Extracted data ▸

-----

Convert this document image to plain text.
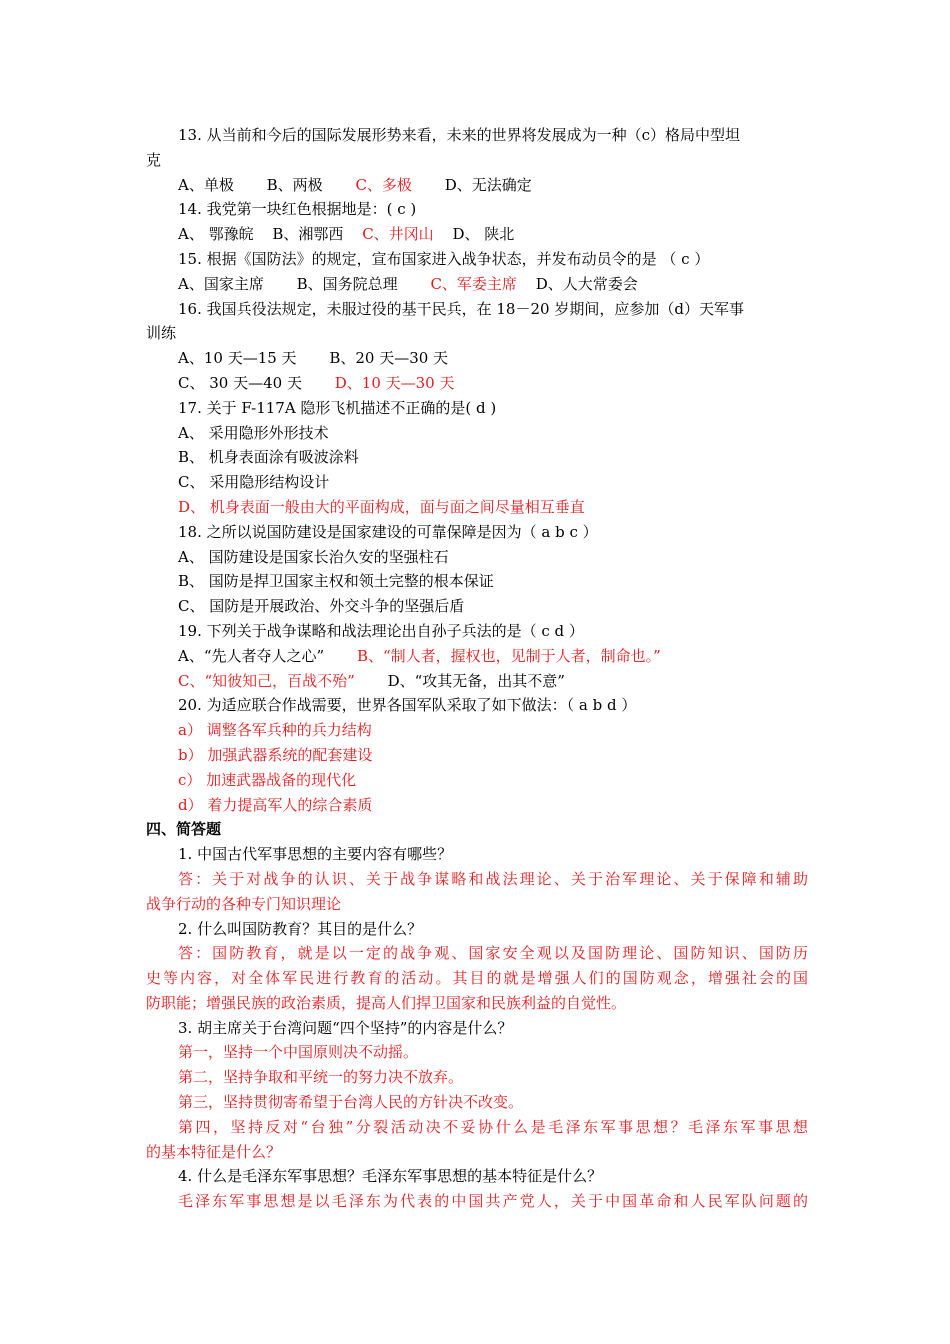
13. 从当前和今后的国际发展形势来看，未来的世界将发展成为一种（c）格局中型坦
克
A、单极 B、两极 C、多极 D、无法确定
14. 我党第一块红色根据地是：( c )
A、 鄂豫皖 B、湘鄂西 C、井冈山 D、 陕北
15. 根据《国防法》的规定，宣布国家进入战争状态，并发布动员令的是 （ c ）
A、国家主席 B、国务院总理 C、军委主席 D、人大常委会
16. 我国兵役法规定，未服过役的基干民兵，在 18－20 岁期间，应参加（d）天军事
训练
A、10 天—15 天 B、20 天—30 天
C、 30 天—40 天 D、10 天—30 天
17. 关于 F-117A 隐形飞机描述不正确的是( d )
A、 采用隐形外形技术
B、 机身表面涂有吸波涂料
C、 采用隐形结构设计
D、 机身表面一般由大的平面构成，面与面之间尽量相互垂直
18. 之所以说国防建设是国家建设的可靠保障是因为（ a b c ）
A、 国防建设是国家长治久安的坚强柱石
B、 国防是捍卫国家主权和领土完整的根本保证
C、 国防是开展政治、外交斗争的坚强后盾
19. 下列关于战争谋略和战法理论出自孙子兵法的是（ c d ）
A、“先人者夺人之心” B、“制人者，握权也，见制于人者，制命也。”
C、“知彼知己，百战不殆” D、“攻其无备，出其不意”
20. 为适应联合作战需要，世界各国军队采取了如下做法：（ a b d ）
a） 调整各军兵种的兵力结构
b） 加强武器系统的配套建设
c） 加速武器战备的现代化
d） 着力提高军人的综合素质
四、简答题
1. 中国古代军事思想的主要内容有哪些？
答：关于对战争的认识、关于战争谋略和战法理论、关于治军理论、关于保障和辅助
战争行动的各种专门知识理论
2. 什么叫国防教育？其目的是什么？
答：国防教育，就是以一定的战争观、国家安全观以及国防理论、国防知识、国防历
史等内容，对全体军民进行教育的活动。其目的就是增强人们的国防观念，增强社会的国
防职能；增强民族的政治素质，提高人们捍卫国家和民族利益的自觉性。
3. 胡主席关于台湾问题“四个坚持”的内容是什么？
第一，坚持一个中国原则决不动摇。
第二，坚持争取和平统一的努力决不放弃。
第三，坚持贯彻寄希望于台湾人民的方针决不改变。
第四，坚持反对“台独”分裂活动决不妥协什么是毛泽东军事思想？毛泽东军事思想
的基本特征是什么？
4. 什么是毛泽东军事思想？毛泽东军事思想的基本特征是什么？
毛泽东军事思想是以毛泽东为代表的中国共产党人，关于中国革命和人民军队问题的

-----

Set task ▸ Transcribe the entries above verbatim, omitting their pictures.

Final result ▸
Convert this document image to plain text.
13. 从当前和今后的国际发展形势来看，未来的世界将发展成为一种（c）格局中型坦
克
A、单极 B、两极 C、多极 D、无法确定
14. 我党第一块红色根据地是：( c )
A、 鄂豫皖 B、湘鄂西 C、井冈山 D、 陕北
15. 根据《国防法》的规定，宣布国家进入战争状态，并发布动员令的是 （ c ）
A、国家主席 B、国务院总理 C、军委主席 D、人大常委会
16. 我国兵役法规定，未服过役的基干民兵，在 18－20 岁期间，应参加（d）天军事
训练
A、10 天—15 天 B、20 天—30 天
C、 30 天—40 天 D、10 天—30 天
17. 关于 F-117A 隐形飞机描述不正确的是( d )
A、 采用隐形外形技术
B、 机身表面涂有吸波涂料
C、 采用隐形结构设计
D、 机身表面一般由大的平面构成，面与面之间尽量相互垂直
18. 之所以说国防建设是国家建设的可靠保障是因为（ a b c ）
A、 国防建设是国家长治久安的坚强柱石
B、 国防是捍卫国家主权和领土完整的根本保证
C、 国防是开展政治、外交斗争的坚强后盾
19. 下列关于战争谋略和战法理论出自孙子兵法的是（ c d ）
A、“先人者夺人之心” B、“制人者，握权也，见制于人者，制命也。”
C、“知彼知己，百战不殆” D、“攻其无备，出其不意”
20. 为适应联合作战需要，世界各国军队采取了如下做法：（ a b d ）
a） 调整各军兵种的兵力结构
b） 加强武器系统的配套建设
c） 加速武器战备的现代化
d） 着力提高军人的综合素质
四、简答题
1. 中国古代军事思想的主要内容有哪些？
答：关于对战争的认识、关于战争谋略和战法理论、关于治军理论、关于保障和辅助
战争行动的各种专门知识理论
2. 什么叫国防教育？其目的是什么？
答：国防教育，就是以一定的战争观、国家安全观以及国防理论、国防知识、国防历
史等内容，对全体军民进行教育的活动。其目的就是增强人们的国防观念，增强社会的国
防职能；增强民族的政治素质，提高人们捍卫国家和民族利益的自觉性。
3. 胡主席关于台湾问题“四个坚持”的内容是什么？
第一，坚持一个中国原则决不动摇。
第二，坚持争取和平统一的努力决不放弃。
第三，坚持贯彻寄希望于台湾人民的方针决不改变。
第四，坚持反对“台独”分裂活动决不妥协什么是毛泽东军事思想？毛泽东军事思想
的基本特征是什么？
4. 什么是毛泽东军事思想？毛泽东军事思想的基本特征是什么？
毛泽东军事思想是以毛泽东为代表的中国共产党人，关于中国革命和人民军队问题的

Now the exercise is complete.